Written task: Retype the whole listing below, character for character.

Input rows:
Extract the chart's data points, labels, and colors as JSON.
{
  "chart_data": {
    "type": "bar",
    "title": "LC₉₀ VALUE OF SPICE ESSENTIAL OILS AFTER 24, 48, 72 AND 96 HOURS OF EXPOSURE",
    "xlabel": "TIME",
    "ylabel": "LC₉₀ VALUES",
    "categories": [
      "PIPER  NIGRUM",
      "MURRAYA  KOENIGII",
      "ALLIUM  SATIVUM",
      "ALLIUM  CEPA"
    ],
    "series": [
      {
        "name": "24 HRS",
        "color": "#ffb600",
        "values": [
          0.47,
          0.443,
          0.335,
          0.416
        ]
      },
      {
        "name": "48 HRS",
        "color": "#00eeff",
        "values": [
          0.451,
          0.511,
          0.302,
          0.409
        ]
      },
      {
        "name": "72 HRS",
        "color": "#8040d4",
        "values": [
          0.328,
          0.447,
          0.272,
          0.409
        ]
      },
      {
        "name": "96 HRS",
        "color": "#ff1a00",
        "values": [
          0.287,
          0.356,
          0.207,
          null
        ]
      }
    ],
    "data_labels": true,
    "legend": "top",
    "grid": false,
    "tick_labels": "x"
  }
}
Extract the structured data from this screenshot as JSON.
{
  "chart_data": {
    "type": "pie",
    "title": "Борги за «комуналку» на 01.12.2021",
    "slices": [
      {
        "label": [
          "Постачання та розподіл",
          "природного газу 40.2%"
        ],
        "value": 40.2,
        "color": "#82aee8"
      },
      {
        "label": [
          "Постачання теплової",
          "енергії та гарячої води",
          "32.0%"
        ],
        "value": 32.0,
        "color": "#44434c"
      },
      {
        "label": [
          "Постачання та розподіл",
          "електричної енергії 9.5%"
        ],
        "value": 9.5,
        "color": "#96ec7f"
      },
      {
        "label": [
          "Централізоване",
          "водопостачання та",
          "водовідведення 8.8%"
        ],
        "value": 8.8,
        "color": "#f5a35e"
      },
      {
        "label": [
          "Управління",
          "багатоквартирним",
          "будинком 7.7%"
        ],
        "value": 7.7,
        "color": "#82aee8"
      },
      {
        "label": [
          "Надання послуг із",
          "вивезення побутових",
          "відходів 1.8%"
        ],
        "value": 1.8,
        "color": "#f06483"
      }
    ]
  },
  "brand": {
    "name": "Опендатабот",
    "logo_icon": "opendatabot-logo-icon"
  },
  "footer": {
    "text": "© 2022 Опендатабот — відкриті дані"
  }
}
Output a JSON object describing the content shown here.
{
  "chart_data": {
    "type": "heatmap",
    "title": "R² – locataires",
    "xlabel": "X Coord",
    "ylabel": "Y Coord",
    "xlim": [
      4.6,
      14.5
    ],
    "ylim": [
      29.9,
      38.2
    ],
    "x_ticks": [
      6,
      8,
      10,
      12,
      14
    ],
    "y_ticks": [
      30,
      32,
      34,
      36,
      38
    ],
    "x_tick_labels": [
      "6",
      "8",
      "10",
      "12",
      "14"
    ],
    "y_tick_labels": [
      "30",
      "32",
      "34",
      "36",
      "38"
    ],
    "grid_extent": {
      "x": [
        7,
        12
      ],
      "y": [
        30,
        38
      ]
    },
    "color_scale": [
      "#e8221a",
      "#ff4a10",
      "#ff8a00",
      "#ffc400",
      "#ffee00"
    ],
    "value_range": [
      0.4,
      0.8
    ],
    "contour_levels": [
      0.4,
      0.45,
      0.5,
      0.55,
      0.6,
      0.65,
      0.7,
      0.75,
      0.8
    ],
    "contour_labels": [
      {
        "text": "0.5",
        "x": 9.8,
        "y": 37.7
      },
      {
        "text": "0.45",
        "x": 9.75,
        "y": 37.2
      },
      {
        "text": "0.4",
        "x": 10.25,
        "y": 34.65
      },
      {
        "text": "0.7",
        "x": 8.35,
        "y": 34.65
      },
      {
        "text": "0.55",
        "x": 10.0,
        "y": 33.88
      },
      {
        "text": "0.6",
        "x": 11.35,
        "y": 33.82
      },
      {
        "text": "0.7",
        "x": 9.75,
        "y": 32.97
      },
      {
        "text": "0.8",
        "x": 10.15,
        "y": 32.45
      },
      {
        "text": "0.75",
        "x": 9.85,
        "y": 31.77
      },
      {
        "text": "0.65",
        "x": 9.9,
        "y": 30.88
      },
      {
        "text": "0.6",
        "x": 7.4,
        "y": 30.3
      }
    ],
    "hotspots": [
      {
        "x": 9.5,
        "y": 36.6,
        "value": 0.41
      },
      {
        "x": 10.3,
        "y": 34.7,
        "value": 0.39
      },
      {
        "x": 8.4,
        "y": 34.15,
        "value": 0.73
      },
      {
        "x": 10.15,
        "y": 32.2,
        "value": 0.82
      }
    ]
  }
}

Task result:
Extract the chart's data points, labels, and colors as JSON.
{
  "chart_data": {
    "type": "bar",
    "title": "LC₉₀ VALUE OF SPICE ESSENTIAL OILS AFTER 24, 48, 72 AND 96 HOURS OF EXPOSURE",
    "xlabel": "TIME",
    "ylabel": "LC₉₀ VALUES",
    "categories": [
      "PIPER  NIGRUM",
      "MURRAYA  KOENIGII",
      "ALLIUM  SATIVUM",
      "ALLIUM  CEPA"
    ],
    "series": [
      {
        "name": "24 HRS",
        "color": "#ffb600",
        "values": [
          0.47,
          0.443,
          0.335,
          0.416
        ]
      },
      {
        "name": "48 HRS",
        "color": "#00eeff",
        "values": [
          0.451,
          0.511,
          0.302,
          0.409
        ]
      },
      {
        "name": "72 HRS",
        "color": "#8040d4",
        "values": [
          0.328,
          0.447,
          0.272,
          0.409
        ]
      },
      {
        "name": "96 HRS",
        "color": "#ff1a00",
        "values": [
          0.287,
          0.356,
          0.207,
          null
        ]
      }
    ],
    "data_labels": true,
    "legend": "top",
    "grid": false,
    "tick_labels": "x"
  }
}
Extract the structured data from this screenshot as JSON.
{
  "chart_data": {
    "type": "pie",
    "title": "Борги за «комуналку» на 01.12.2021",
    "slices": [
      {
        "label": [
          "Постачання та розподіл",
          "природного газу 40.2%"
        ],
        "value": 40.2,
        "color": "#82aee8"
      },
      {
        "label": [
          "Постачання теплової",
          "енергії та гарячої води",
          "32.0%"
        ],
        "value": 32.0,
        "color": "#44434c"
      },
      {
        "label": [
          "Постачання та розподіл",
          "електричної енергії 9.5%"
        ],
        "value": 9.5,
        "color": "#96ec7f"
      },
      {
        "label": [
          "Централізоване",
          "водопостачання та",
          "водовідведення 8.8%"
        ],
        "value": 8.8,
        "color": "#f5a35e"
      },
      {
        "label": [
          "Управління",
          "багатоквартирним",
          "будинком 7.7%"
        ],
        "value": 7.7,
        "color": "#82aee8"
      },
      {
        "label": [
          "Надання послуг із",
          "вивезення побутових",
          "відходів 1.8%"
        ],
        "value": 1.8,
        "color": "#f06483"
      }
    ]
  },
  "brand": {
    "name": "Опендатабот",
    "logo_icon": "opendatabot-logo-icon"
  },
  "footer": {
    "text": "© 2022 Опендатабот — відкриті дані"
  }
}
Output a JSON object describing the content shown here.
{
  "chart_data": {
    "type": "heatmap",
    "title": "R² – locataires",
    "xlabel": "X Coord",
    "ylabel": "Y Coord",
    "xlim": [
      4.6,
      14.5
    ],
    "ylim": [
      29.9,
      38.2
    ],
    "x_ticks": [
      6,
      8,
      10,
      12,
      14
    ],
    "y_ticks": [
      30,
      32,
      34,
      36,
      38
    ],
    "x_tick_labels": [
      "6",
      "8",
      "10",
      "12",
      "14"
    ],
    "y_tick_labels": [
      "30",
      "32",
      "34",
      "36",
      "38"
    ],
    "grid_extent": {
      "x": [
        7,
        12
      ],
      "y": [
        30,
        38
      ]
    },
    "color_scale": [
      "#e8221a",
      "#ff4a10",
      "#ff8a00",
      "#ffc400",
      "#ffee00"
    ],
    "value_range": [
      0.4,
      0.8
    ],
    "contour_levels": [
      0.4,
      0.45,
      0.5,
      0.55,
      0.6,
      0.65,
      0.7,
      0.75,
      0.8
    ],
    "contour_labels": [
      {
        "text": "0.5",
        "x": 9.8,
        "y": 37.7
      },
      {
        "text": "0.45",
        "x": 9.75,
        "y": 37.2
      },
      {
        "text": "0.4",
        "x": 10.25,
        "y": 34.65
      },
      {
        "text": "0.7",
        "x": 8.35,
        "y": 34.65
      },
      {
        "text": "0.55",
        "x": 10.0,
        "y": 33.88
      },
      {
        "text": "0.6",
        "x": 11.35,
        "y": 33.82
      },
      {
        "text": "0.7",
        "x": 9.75,
        "y": 32.97
      },
      {
        "text": "0.8",
        "x": 10.15,
        "y": 32.45
      },
      {
        "text": "0.75",
        "x": 9.85,
        "y": 31.77
      },
      {
        "text": "0.65",
        "x": 9.9,
        "y": 30.88
      },
      {
        "text": "0.6",
        "x": 7.4,
        "y": 30.3
      }
    ],
    "hotspots": [
      {
        "x": 9.5,
        "y": 36.6,
        "value": 0.41
      },
      {
        "x": 10.3,
        "y": 34.7,
        "value": 0.39
      },
      {
        "x": 8.4,
        "y": 34.15,
        "value": 0.73
      },
      {
        "x": 10.15,
        "y": 32.2,
        "value": 0.82
      }
    ]
  }
}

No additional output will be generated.